* **WRITTEN REQUEST**
Your task is to copy every line of the entries that contains "creativecommons".

* **RECORDS PROVIDED**

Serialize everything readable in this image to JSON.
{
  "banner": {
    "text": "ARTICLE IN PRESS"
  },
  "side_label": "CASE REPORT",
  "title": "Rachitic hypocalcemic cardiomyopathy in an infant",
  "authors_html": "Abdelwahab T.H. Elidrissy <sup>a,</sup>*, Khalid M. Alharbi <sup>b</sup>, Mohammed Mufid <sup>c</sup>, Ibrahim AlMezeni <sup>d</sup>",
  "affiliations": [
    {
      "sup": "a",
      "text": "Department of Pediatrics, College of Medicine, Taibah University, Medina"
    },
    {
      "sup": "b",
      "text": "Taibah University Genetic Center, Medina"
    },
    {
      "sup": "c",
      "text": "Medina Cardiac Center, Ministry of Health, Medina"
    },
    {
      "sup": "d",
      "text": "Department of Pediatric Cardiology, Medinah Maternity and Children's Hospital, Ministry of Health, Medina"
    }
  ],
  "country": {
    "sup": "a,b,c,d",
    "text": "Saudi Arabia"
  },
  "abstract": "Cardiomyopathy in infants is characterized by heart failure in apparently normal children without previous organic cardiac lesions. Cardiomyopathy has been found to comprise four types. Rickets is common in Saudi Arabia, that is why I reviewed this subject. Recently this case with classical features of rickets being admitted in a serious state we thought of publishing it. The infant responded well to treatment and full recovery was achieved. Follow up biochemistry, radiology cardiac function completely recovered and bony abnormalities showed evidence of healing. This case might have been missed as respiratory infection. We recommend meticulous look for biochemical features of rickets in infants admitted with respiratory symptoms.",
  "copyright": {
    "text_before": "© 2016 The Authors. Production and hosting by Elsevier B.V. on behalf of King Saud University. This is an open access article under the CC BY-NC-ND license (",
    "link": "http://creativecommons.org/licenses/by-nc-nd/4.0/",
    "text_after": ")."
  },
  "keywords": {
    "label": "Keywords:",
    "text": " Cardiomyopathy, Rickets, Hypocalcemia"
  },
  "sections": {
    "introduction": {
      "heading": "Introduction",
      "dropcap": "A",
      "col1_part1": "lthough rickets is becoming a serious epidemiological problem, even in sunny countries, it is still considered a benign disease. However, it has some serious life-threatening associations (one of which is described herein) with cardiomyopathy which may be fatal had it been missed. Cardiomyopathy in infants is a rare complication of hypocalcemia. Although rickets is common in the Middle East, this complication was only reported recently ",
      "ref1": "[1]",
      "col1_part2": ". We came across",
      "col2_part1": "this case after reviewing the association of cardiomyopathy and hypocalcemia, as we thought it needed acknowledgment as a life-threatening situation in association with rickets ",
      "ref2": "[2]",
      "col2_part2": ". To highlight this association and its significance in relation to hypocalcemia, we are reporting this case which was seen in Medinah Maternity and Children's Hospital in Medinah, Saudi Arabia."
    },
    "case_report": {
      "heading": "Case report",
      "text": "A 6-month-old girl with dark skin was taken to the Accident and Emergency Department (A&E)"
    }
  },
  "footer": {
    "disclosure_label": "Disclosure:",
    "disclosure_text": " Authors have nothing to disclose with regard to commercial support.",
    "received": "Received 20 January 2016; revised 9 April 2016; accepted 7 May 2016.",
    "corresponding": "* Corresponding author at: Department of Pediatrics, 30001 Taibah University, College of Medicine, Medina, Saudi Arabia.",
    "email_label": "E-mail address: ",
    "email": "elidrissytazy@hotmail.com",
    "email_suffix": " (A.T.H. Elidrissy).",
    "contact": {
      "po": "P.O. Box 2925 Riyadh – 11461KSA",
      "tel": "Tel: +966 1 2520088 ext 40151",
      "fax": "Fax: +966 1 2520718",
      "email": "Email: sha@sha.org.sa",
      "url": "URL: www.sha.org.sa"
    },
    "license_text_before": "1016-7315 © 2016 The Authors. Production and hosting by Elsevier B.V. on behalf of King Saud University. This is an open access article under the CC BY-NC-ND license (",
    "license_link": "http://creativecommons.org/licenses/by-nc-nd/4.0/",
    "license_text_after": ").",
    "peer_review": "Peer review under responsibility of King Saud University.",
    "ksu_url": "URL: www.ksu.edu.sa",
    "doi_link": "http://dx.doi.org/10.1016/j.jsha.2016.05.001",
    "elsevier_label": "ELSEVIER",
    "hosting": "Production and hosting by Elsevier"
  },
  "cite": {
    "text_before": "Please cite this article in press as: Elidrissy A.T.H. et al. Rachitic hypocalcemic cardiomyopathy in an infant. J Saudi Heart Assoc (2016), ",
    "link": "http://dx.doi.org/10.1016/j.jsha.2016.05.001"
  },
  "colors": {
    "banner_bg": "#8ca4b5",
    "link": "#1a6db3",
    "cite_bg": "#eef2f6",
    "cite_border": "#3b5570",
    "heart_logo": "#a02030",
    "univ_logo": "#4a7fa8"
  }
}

* **EXPECTED OUTPUT**
    "link": "http://creativecommons.org/licenses/by-nc-nd/4.0/",
    "license_link": "http://creativecommons.org/licenses/by-nc-nd/4.0/",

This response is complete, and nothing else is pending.